Challenge:
Where a line holds the string "Conventional", return that line.

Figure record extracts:
....

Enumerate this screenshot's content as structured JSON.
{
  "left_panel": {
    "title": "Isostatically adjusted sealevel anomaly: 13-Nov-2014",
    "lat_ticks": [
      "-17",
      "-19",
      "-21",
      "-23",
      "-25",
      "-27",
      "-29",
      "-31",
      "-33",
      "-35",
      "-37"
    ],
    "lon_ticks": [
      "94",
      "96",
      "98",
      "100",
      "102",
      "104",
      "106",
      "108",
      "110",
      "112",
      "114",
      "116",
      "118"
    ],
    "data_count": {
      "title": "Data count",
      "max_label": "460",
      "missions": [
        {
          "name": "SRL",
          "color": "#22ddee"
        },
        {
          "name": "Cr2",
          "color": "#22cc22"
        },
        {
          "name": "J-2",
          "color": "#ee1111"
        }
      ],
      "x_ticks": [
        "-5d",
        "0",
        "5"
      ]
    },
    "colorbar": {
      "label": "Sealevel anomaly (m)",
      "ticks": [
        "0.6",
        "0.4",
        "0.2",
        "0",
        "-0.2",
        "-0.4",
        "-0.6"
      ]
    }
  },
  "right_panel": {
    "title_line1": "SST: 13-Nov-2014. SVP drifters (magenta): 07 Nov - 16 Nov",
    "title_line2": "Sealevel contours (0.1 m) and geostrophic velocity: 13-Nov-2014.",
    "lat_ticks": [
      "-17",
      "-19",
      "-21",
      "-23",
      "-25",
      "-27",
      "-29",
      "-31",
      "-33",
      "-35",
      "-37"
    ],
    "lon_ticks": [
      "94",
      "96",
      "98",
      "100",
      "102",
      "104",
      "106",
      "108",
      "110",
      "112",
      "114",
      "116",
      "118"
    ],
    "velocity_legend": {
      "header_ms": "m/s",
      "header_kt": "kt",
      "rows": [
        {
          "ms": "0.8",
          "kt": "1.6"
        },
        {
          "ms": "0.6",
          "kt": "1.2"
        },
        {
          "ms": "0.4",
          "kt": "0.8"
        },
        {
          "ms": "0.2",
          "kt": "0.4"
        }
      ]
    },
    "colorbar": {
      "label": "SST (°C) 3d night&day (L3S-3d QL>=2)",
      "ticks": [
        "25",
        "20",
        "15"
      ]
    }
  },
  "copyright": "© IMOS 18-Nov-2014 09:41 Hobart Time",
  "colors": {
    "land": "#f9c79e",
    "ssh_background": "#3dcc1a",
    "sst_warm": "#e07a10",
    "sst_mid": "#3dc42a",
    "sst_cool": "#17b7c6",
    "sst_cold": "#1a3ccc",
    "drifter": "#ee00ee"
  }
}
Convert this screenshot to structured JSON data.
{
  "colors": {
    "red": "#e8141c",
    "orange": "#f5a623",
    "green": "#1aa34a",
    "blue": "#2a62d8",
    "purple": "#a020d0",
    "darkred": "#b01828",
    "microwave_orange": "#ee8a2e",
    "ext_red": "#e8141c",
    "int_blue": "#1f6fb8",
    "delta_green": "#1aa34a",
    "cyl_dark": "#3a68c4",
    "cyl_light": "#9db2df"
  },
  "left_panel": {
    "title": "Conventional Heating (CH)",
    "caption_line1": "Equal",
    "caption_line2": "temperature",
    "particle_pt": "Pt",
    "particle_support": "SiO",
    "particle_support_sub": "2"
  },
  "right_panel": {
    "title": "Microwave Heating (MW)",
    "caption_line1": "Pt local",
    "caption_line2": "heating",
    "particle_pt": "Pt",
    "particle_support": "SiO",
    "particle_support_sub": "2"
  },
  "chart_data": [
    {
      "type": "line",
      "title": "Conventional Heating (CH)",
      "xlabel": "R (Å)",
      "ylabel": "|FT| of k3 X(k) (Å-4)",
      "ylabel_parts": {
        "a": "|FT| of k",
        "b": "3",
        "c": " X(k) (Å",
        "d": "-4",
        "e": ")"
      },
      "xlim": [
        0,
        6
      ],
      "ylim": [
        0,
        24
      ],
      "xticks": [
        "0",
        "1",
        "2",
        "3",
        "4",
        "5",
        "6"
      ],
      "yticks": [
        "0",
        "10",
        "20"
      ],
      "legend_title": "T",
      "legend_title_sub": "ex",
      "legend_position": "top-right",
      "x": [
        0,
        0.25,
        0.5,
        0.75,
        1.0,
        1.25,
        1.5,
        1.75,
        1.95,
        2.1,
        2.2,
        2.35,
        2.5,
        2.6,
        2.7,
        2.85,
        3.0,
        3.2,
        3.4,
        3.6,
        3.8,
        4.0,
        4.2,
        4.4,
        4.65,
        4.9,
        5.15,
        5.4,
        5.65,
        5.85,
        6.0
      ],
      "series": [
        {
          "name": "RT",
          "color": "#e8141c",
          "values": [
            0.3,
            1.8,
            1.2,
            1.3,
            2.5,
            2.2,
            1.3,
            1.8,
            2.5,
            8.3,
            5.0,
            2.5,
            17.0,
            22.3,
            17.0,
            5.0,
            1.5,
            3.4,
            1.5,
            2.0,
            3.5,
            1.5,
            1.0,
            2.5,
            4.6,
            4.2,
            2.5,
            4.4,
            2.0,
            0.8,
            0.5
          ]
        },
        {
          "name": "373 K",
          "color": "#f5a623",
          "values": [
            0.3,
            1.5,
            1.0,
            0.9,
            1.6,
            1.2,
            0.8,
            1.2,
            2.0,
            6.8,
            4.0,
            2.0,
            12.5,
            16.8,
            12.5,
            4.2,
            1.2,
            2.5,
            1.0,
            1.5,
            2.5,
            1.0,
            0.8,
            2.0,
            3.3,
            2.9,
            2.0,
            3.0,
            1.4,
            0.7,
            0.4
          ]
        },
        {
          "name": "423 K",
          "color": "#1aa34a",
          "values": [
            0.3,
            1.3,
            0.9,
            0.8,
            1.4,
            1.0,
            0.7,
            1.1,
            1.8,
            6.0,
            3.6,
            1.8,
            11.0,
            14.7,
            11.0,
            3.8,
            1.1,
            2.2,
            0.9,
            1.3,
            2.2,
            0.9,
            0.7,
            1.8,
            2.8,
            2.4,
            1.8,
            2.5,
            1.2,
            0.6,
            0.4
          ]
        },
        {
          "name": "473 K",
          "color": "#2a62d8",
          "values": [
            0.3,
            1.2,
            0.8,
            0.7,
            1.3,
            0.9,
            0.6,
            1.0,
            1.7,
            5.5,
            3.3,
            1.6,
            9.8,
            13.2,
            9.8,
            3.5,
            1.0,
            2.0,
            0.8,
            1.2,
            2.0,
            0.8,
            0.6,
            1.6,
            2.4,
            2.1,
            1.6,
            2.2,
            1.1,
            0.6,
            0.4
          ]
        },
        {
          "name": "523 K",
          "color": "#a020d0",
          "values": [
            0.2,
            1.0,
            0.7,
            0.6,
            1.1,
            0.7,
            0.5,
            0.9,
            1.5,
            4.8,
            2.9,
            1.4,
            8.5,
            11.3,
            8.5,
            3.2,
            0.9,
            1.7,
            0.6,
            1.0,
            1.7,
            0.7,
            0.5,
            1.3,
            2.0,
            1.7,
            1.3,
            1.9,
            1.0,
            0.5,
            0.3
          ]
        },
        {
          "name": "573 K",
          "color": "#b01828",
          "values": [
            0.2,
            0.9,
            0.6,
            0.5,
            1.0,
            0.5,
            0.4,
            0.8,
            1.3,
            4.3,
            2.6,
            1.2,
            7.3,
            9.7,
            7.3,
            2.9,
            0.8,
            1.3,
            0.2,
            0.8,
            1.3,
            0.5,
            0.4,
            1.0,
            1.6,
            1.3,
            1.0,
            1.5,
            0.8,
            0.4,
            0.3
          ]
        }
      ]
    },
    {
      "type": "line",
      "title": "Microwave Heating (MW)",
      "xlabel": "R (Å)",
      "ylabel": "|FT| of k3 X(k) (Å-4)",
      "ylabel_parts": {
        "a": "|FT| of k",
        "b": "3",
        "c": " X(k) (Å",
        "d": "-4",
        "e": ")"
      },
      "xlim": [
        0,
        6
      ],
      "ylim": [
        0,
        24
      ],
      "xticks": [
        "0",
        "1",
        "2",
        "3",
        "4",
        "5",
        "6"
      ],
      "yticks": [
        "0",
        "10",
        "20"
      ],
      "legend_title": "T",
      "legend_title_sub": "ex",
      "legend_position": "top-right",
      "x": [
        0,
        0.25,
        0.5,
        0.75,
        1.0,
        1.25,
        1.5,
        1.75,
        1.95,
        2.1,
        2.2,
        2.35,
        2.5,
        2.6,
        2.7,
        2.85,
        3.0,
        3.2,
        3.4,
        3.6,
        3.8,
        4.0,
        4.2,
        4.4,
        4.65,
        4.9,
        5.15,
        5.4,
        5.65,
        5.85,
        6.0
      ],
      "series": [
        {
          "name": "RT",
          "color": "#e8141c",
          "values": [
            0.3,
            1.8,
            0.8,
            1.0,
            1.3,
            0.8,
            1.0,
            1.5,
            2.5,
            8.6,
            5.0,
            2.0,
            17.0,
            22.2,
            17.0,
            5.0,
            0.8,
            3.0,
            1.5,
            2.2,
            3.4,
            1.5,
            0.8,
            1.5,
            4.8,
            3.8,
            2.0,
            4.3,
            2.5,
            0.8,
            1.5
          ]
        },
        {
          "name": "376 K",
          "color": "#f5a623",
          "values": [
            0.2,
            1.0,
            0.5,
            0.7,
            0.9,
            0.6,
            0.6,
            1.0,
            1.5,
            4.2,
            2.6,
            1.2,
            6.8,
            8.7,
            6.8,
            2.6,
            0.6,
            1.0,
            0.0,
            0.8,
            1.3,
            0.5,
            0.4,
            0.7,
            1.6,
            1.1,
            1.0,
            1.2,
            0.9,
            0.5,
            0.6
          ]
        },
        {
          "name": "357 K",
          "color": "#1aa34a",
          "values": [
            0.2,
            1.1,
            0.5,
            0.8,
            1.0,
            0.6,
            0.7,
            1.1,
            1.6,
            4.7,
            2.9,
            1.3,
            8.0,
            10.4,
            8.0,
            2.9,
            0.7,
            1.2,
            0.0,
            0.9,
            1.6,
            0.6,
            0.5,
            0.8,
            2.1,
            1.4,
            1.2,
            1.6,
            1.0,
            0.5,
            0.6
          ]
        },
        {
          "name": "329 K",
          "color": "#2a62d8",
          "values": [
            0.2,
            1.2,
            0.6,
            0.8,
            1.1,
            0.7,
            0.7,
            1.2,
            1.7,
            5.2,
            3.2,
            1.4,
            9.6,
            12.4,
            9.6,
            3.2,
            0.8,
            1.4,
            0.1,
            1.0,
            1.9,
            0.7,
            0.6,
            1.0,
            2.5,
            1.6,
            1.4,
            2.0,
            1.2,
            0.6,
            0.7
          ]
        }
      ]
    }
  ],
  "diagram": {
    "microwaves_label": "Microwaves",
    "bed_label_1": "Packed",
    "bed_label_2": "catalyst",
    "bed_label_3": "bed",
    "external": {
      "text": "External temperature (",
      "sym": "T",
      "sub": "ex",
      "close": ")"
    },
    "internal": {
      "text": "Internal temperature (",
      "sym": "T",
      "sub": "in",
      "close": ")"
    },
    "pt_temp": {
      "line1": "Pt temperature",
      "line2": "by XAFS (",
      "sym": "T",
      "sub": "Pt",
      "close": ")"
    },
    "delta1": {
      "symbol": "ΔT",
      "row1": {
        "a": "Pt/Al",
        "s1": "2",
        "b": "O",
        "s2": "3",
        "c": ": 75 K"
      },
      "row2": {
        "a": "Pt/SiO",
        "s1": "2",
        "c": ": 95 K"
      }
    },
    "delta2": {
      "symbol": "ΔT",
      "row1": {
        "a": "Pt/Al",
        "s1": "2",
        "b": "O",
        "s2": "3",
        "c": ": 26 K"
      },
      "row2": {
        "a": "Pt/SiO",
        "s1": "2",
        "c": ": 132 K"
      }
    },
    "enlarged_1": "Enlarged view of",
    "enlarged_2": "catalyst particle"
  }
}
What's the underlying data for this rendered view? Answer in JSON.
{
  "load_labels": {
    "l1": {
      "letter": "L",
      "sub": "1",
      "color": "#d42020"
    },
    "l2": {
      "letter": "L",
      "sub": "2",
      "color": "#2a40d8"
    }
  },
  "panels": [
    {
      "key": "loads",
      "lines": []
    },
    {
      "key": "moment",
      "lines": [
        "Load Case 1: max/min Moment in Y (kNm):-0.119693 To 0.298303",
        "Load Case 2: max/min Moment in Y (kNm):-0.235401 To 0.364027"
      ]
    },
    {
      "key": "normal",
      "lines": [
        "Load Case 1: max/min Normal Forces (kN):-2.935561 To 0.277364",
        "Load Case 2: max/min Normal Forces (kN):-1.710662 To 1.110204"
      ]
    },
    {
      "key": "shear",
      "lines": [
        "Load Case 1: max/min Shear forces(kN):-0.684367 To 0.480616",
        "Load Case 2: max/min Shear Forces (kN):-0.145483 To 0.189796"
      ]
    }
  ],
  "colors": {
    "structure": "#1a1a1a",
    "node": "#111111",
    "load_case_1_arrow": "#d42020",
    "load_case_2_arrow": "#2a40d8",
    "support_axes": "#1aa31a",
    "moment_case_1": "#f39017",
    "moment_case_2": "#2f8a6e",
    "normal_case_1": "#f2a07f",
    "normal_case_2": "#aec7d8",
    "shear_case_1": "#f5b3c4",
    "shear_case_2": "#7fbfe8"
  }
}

....

Expected output:
    "title": "Conventional Heating (CH)",
      "title": "Conventional Heating (CH)",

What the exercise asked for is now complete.